◆ DESCRIPTION OF THE TASK
Your job is to retype all of the data word for word, leaving every image out.

__________________________________________________

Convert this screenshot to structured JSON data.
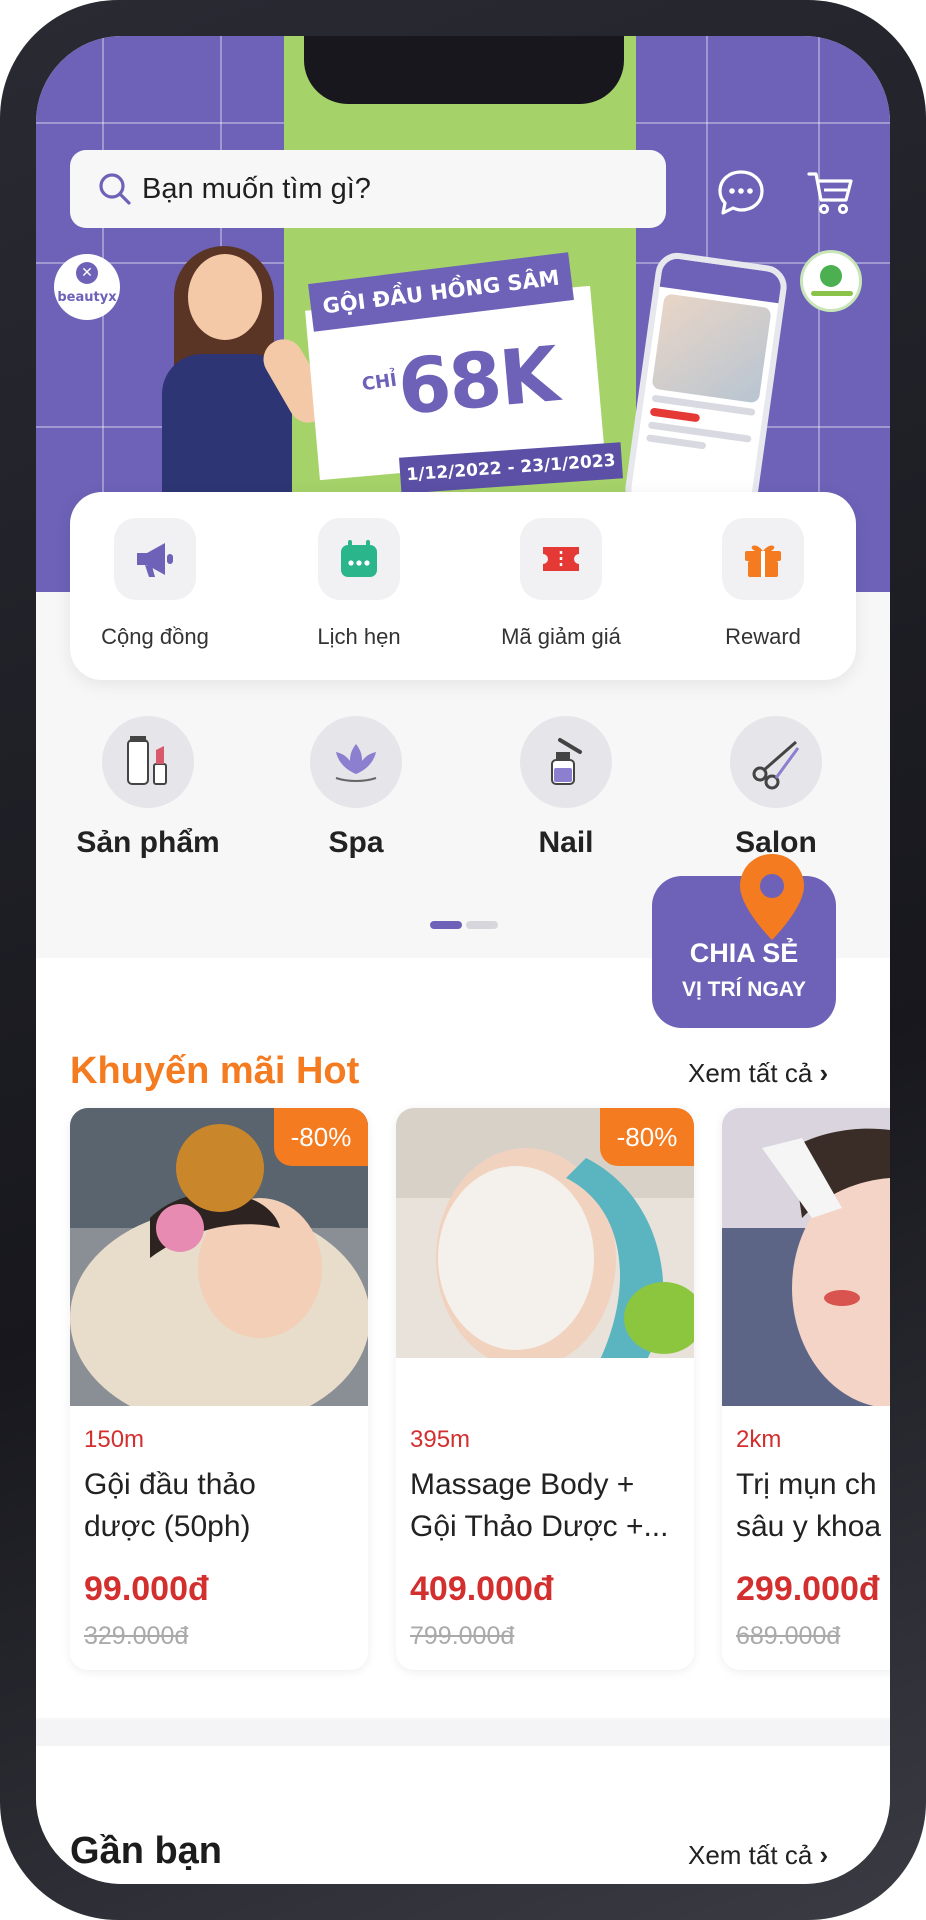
{
  "search": {
    "placeholder": "Bạn muốn tìm gì?"
  },
  "header_icons": {
    "chat": "chat-bubble-icon",
    "cart": "cart-icon"
  },
  "banner": {
    "brand": "beautyx",
    "promo_title": "GỘI ĐẦU HỒNG SÂM",
    "promo_chi": "CHỈ",
    "promo_price": "68K",
    "promo_date": "1/12/2022 - 23/1/2023"
  },
  "quick_actions": [
    {
      "label": "Cộng đồng",
      "icon": "megaphone-icon",
      "color": "#6d62b8"
    },
    {
      "label": "Lịch hẹn",
      "icon": "calendar-icon",
      "color": "#2bb58a"
    },
    {
      "label": "Mã giảm giá",
      "icon": "ticket-icon",
      "color": "#e53935"
    },
    {
      "label": "Reward",
      "icon": "gift-icon",
      "color": "#f47b20"
    }
  ],
  "categories": [
    {
      "label": "Sản phẩm",
      "icon": "cosmetics-icon"
    },
    {
      "label": "Spa",
      "icon": "lotus-icon"
    },
    {
      "label": "Nail",
      "icon": "nail-polish-icon"
    },
    {
      "label": "Salon",
      "icon": "scissors-icon"
    }
  ],
  "share_location": {
    "line1": "CHIA SẺ",
    "line2": "VỊ TRÍ NGAY"
  },
  "hot_section": {
    "title": "Khuyến mãi Hot",
    "see_all": "Xem tất cả"
  },
  "deals": [
    {
      "discount": "-80%",
      "distance": "150m",
      "name_line1": "Gội đầu thảo",
      "name_line2": "dược (50ph)",
      "price": "99.000đ",
      "old_price": "329.000đ"
    },
    {
      "discount": "-80%",
      "distance": "395m",
      "name_line1": "Massage Body +",
      "name_line2": "Gội Thảo Dược +...",
      "price": "409.000đ",
      "old_price": "799.000đ"
    },
    {
      "discount": "",
      "distance": "2km",
      "name_line1": "Trị mụn ch",
      "name_line2": "sâu y khoa",
      "price": "299.000đ",
      "old_price": "689.000đ"
    }
  ],
  "near_section": {
    "title": "Gần bạn",
    "see_all": "Xem tất cả"
  },
  "colors": {
    "brand_purple": "#6d62b8",
    "accent_orange": "#f47b20",
    "price_red": "#d32f2f",
    "banner_green": "#a6d26a"
  }
}
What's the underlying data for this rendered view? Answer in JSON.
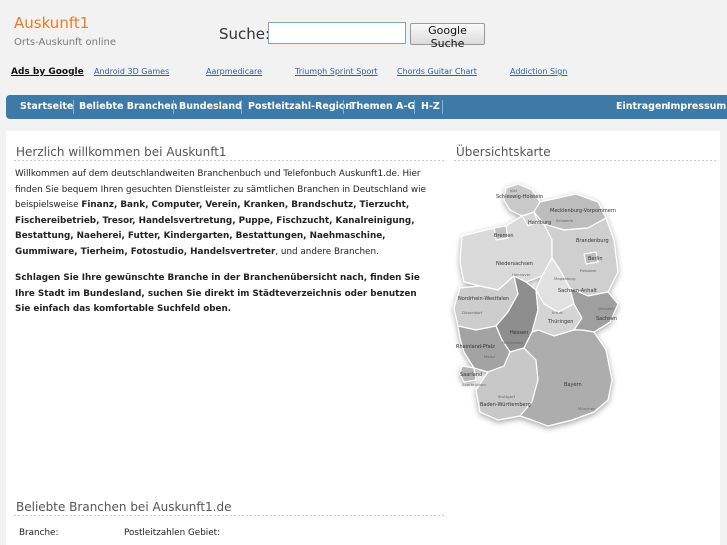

__________________________________________________

◆ ANSWER
Convert this screenshot to structured JSON data.
{
  "search": {
    "placeholder": "Bạn muốn tìm gì?"
  },
  "header_icons": {
    "chat": "chat-bubble-icon",
    "cart": "cart-icon"
  },
  "banner": {
    "brand": "beautyx",
    "promo_title": "GỘI ĐẦU HỒNG SÂM",
    "promo_chi": "CHỈ",
    "promo_price": "68K",
    "promo_date": "1/12/2022 - 23/1/2023"
  },
  "quick_actions": [
    {
      "label": "Cộng đồng",
      "icon": "megaphone-icon",
      "color": "#6d62b8"
    },
    {
      "label": "Lịch hẹn",
      "icon": "calendar-icon",
      "color": "#2bb58a"
    },
    {
      "label": "Mã giảm giá",
      "icon": "ticket-icon",
      "color": "#e53935"
    },
    {
      "label": "Reward",
      "icon": "gift-icon",
      "color": "#f47b20"
    }
  ],
  "categories": [
    {
      "label": "Sản phẩm",
      "icon": "cosmetics-icon"
    },
    {
      "label": "Spa",
      "icon": "lotus-icon"
    },
    {
      "label": "Nail",
      "icon": "nail-polish-icon"
    },
    {
      "label": "Salon",
      "icon": "scissors-icon"
    }
  ],
  "share_location": {
    "line1": "CHIA SẺ",
    "line2": "VỊ TRÍ NGAY"
  },
  "hot_section": {
    "title": "Khuyến mãi Hot",
    "see_all": "Xem tất cả"
  },
  "deals": [
    {
      "discount": "-80%",
      "distance": "150m",
      "name_line1": "Gội đầu thảo",
      "name_line2": "dược (50ph)",
      "price": "99.000đ",
      "old_price": "329.000đ"
    },
    {
      "discount": "-80%",
      "distance": "395m",
      "name_line1": "Massage Body +",
      "name_line2": "Gội Thảo Dược +...",
      "price": "409.000đ",
      "old_price": "799.000đ"
    },
    {
      "discount": "",
      "distance": "2km",
      "name_line1": "Trị mụn ch",
      "name_line2": "sâu y khoa",
      "price": "299.000đ",
      "old_price": "689.000đ"
    }
  ],
  "near_section": {
    "title": "Gần bạn",
    "see_all": "Xem tất cả"
  },
  "colors": {
    "brand_purple": "#6d62b8",
    "accent_orange": "#f47b20",
    "price_red": "#d32f2f",
    "banner_green": "#a6d26a"
  }
}
What's the underlying data for this rendered view? Answer in JSON.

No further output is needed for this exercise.